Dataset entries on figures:
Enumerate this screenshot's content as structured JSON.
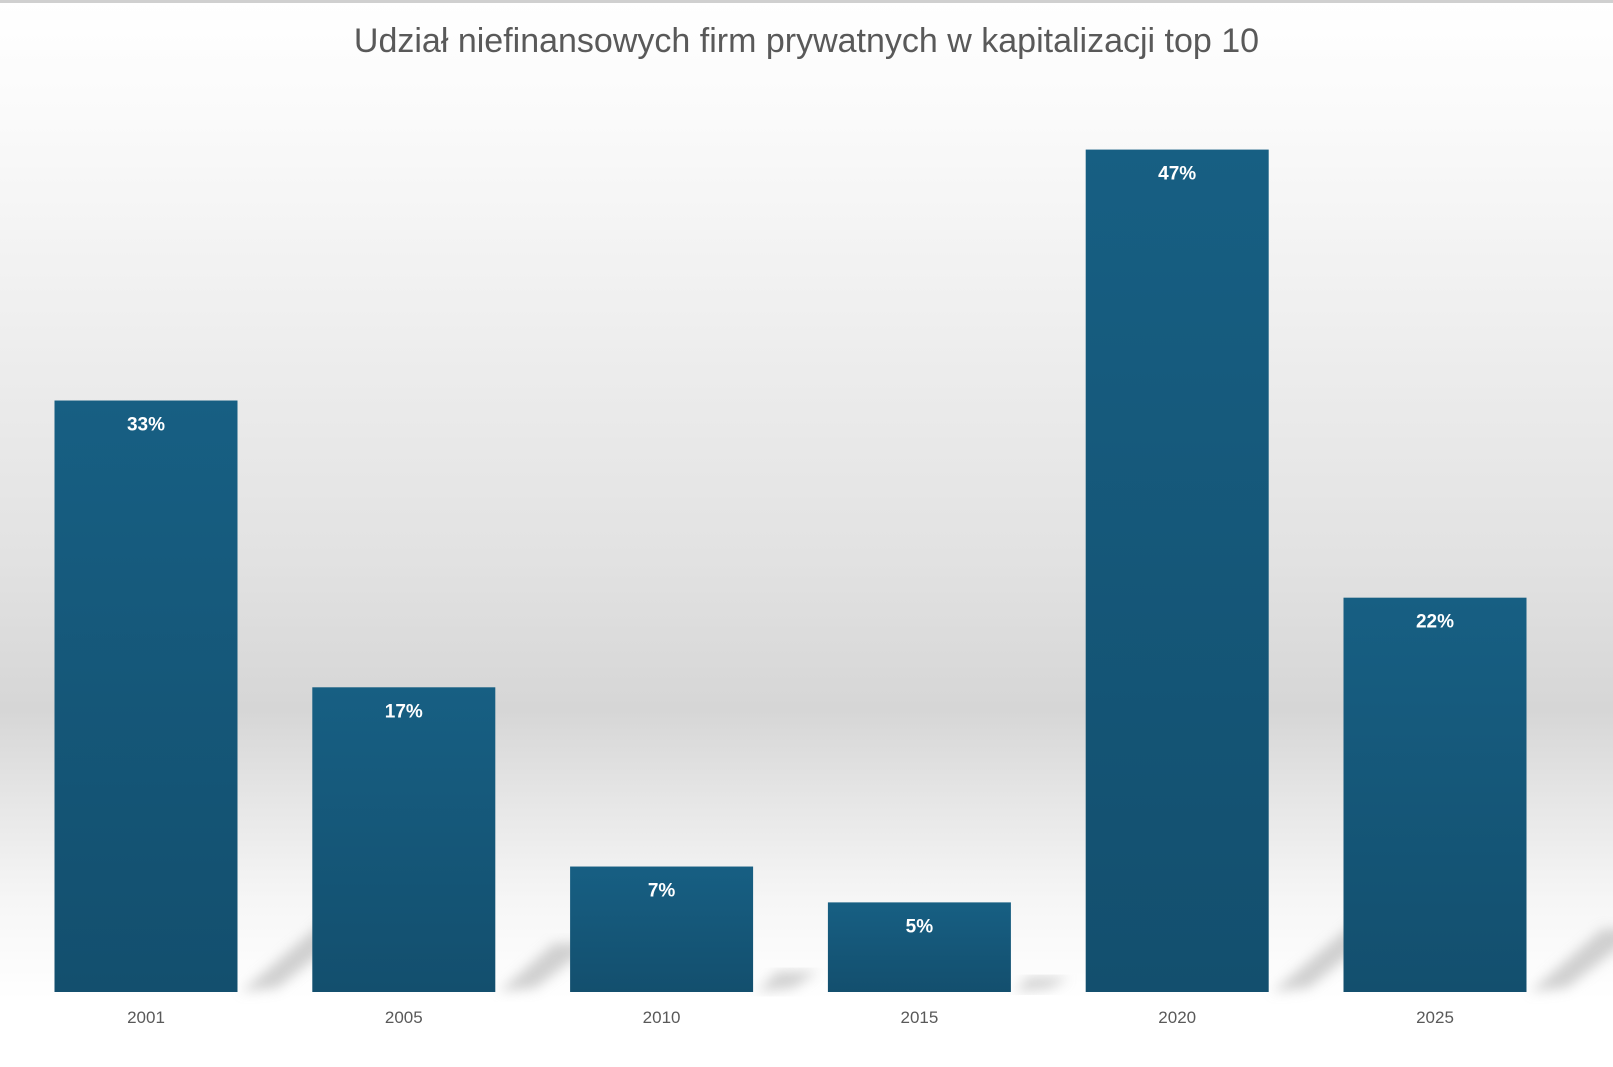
{
  "chart_data": {
    "type": "bar",
    "title": "Udział niefinansowych firm prywatnych w kapitalizacji top 10",
    "xlabel": "",
    "ylabel": "",
    "categories": [
      "2001",
      "2005",
      "2010",
      "2015",
      "2020",
      "2025"
    ],
    "values": [
      33,
      17,
      7,
      5,
      47,
      22
    ],
    "data_labels": [
      "33%",
      "17%",
      "7%",
      "5%",
      "47%",
      "22%"
    ],
    "value_unit": "%",
    "ylim": [
      0,
      50
    ],
    "grid": false,
    "legend": "none",
    "colors": {
      "bar_top": "#175f83",
      "bar_bottom": "#134f6e",
      "data_label": "#ffffff",
      "tick_label": "#595959",
      "title": "#595959",
      "shadow": "#bdbdbd"
    }
  }
}
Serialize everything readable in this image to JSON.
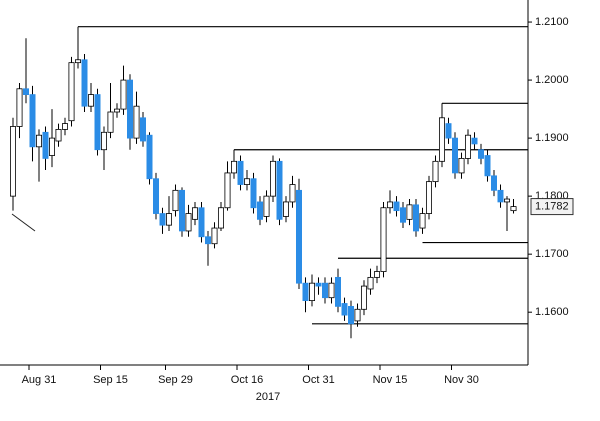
{
  "chart_data": {
    "type": "candlestick",
    "x_label": "2017",
    "categories": [
      null,
      null,
      null,
      null,
      "Aug 31",
      null,
      null,
      null,
      null,
      null,
      null,
      null,
      null,
      null,
      null,
      "Sep 15",
      null,
      null,
      null,
      null,
      null,
      null,
      null,
      null,
      null,
      "Sep 29",
      null,
      null,
      null,
      null,
      null,
      null,
      null,
      null,
      null,
      null,
      "Oct 16",
      null,
      null,
      null,
      null,
      null,
      null,
      null,
      null,
      null,
      null,
      "Oct 31",
      null,
      null,
      null,
      null,
      null,
      null,
      null,
      null,
      null,
      null,
      "Nov 15",
      null,
      null,
      null,
      null,
      null,
      null,
      null,
      null,
      null,
      null,
      "Nov 30",
      null,
      null,
      null,
      null,
      null,
      null,
      null,
      null
    ],
    "open": [
      1.18,
      1.192,
      1.1985,
      1.1975,
      1.1885,
      1.191,
      1.187,
      1.1895,
      1.1915,
      1.193,
      1.203,
      1.2035,
      1.1955,
      1.1975,
      1.188,
      1.191,
      1.1945,
      1.195,
      1.2,
      1.19,
      1.1935,
      1.1905,
      1.183,
      1.177,
      1.175,
      1.1775,
      1.181,
      1.174,
      1.176,
      1.178,
      1.173,
      1.1718,
      1.1745,
      1.178,
      1.184,
      1.186,
      1.182,
      1.183,
      1.179,
      1.1765,
      1.18,
      1.186,
      1.1765,
      1.179,
      1.181,
      1.165,
      1.162,
      1.165,
      1.165,
      1.1625,
      1.166,
      1.1615,
      1.161,
      1.1585,
      1.1605,
      1.164,
      1.166,
      1.167,
      1.178,
      1.179,
      1.178,
      1.176,
      1.1785,
      1.1745,
      1.177,
      1.1825,
      1.186,
      1.1925,
      1.19,
      1.184,
      1.1865,
      1.19,
      1.188,
      1.187,
      1.1835,
      1.181,
      1.179,
      1.1775
    ],
    "high": [
      1.1935,
      1.1995,
      1.2072,
      1.199,
      1.1915,
      1.192,
      1.195,
      1.1925,
      1.1935,
      1.204,
      1.2092,
      1.2045,
      1.1995,
      1.1985,
      1.192,
      1.1995,
      1.196,
      1.2025,
      1.201,
      1.198,
      1.1945,
      1.191,
      1.184,
      1.178,
      1.18,
      1.182,
      1.1815,
      1.1785,
      1.179,
      1.179,
      1.174,
      1.1755,
      1.179,
      1.186,
      1.188,
      1.187,
      1.1845,
      1.184,
      1.18,
      1.181,
      1.187,
      1.1865,
      1.18,
      1.1835,
      1.183,
      1.166,
      1.1665,
      1.166,
      1.166,
      1.166,
      1.1675,
      1.1625,
      1.162,
      1.1615,
      1.1655,
      1.1675,
      1.168,
      1.179,
      1.181,
      1.18,
      1.179,
      1.1795,
      1.1795,
      1.178,
      1.1835,
      1.187,
      1.196,
      1.1935,
      1.191,
      1.1875,
      1.1915,
      1.191,
      1.189,
      1.188,
      1.1845,
      1.182,
      1.18,
      1.1795
    ],
    "low": [
      1.1775,
      1.19,
      1.196,
      1.186,
      1.1825,
      1.1845,
      1.185,
      1.1885,
      1.1905,
      1.192,
      1.202,
      1.1945,
      1.1945,
      1.187,
      1.1845,
      1.19,
      1.1935,
      1.194,
      1.188,
      1.189,
      1.1885,
      1.182,
      1.176,
      1.1735,
      1.174,
      1.1765,
      1.173,
      1.173,
      1.175,
      1.172,
      1.168,
      1.171,
      1.174,
      1.1775,
      1.183,
      1.181,
      1.181,
      1.177,
      1.175,
      1.1755,
      1.179,
      1.175,
      1.1755,
      1.178,
      1.164,
      1.16,
      1.161,
      1.163,
      1.1615,
      1.1615,
      1.16,
      1.1585,
      1.1555,
      1.1575,
      1.1595,
      1.163,
      1.165,
      1.166,
      1.177,
      1.1765,
      1.1745,
      1.175,
      1.173,
      1.1735,
      1.176,
      1.1815,
      1.185,
      1.189,
      1.183,
      1.183,
      1.1855,
      1.188,
      1.1855,
      1.1825,
      1.18,
      1.178,
      1.174,
      1.177
    ],
    "close": [
      1.192,
      1.1985,
      1.1975,
      1.1885,
      1.1905,
      1.1865,
      1.19,
      1.1915,
      1.1925,
      1.203,
      1.2035,
      1.1955,
      1.1975,
      1.188,
      1.191,
      1.1945,
      1.195,
      1.2,
      1.19,
      1.1955,
      1.1895,
      1.183,
      1.177,
      1.175,
      1.177,
      1.181,
      1.174,
      1.177,
      1.178,
      1.173,
      1.1718,
      1.1745,
      1.178,
      1.184,
      1.186,
      1.182,
      1.183,
      1.178,
      1.176,
      1.18,
      1.186,
      1.176,
      1.179,
      1.182,
      1.165,
      1.162,
      1.165,
      1.1645,
      1.1625,
      1.165,
      1.161,
      1.1595,
      1.158,
      1.1605,
      1.1645,
      1.166,
      1.167,
      1.178,
      1.179,
      1.1775,
      1.1755,
      1.1785,
      1.174,
      1.177,
      1.1825,
      1.186,
      1.1935,
      1.19,
      1.184,
      1.1865,
      1.1905,
      1.189,
      1.1865,
      1.1835,
      1.181,
      1.179,
      1.1795,
      1.1782
    ],
    "up_color": "#ffffff",
    "down_color": "#2b8ce6",
    "levels": [
      {
        "value": 1.2092,
        "from": 10
      },
      {
        "value": 1.196,
        "from": 66
      },
      {
        "value": 1.188,
        "from": 34
      },
      {
        "value": 1.172,
        "from": 63
      },
      {
        "value": 1.1693,
        "from": 50
      },
      {
        "value": 1.158,
        "from": 46
      }
    ],
    "last_price": 1.1782,
    "ylim": [
      1.1509,
      1.2138
    ],
    "yticks": [
      {
        "value": 1.16,
        "label": "1.1600"
      },
      {
        "value": 1.17,
        "label": "1.1700"
      },
      {
        "value": 1.18,
        "label": "1.1800"
      },
      {
        "value": 1.19,
        "label": "1.1900"
      },
      {
        "value": 1.2,
        "label": "1.2000"
      },
      {
        "value": 1.21,
        "label": "1.2100"
      }
    ],
    "axis_side": "right"
  }
}
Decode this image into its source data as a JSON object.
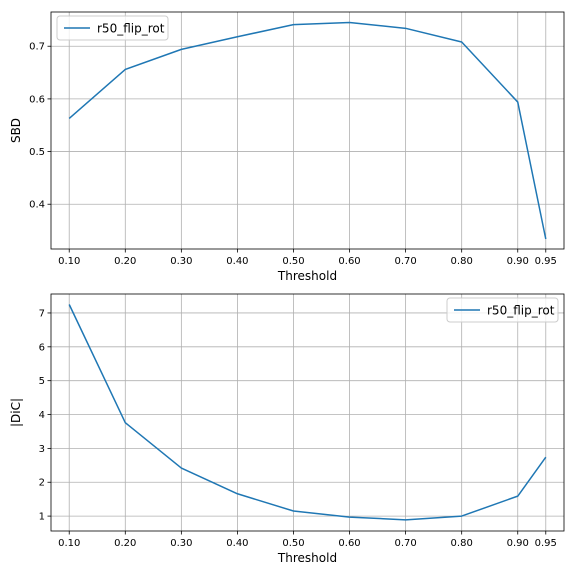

Directions
Pull every line containing "title" from the material above.

Written response
    "title": "Udział niefinansowych firm prywatnych w kapitalizacji top 10",
      "title": "#595959",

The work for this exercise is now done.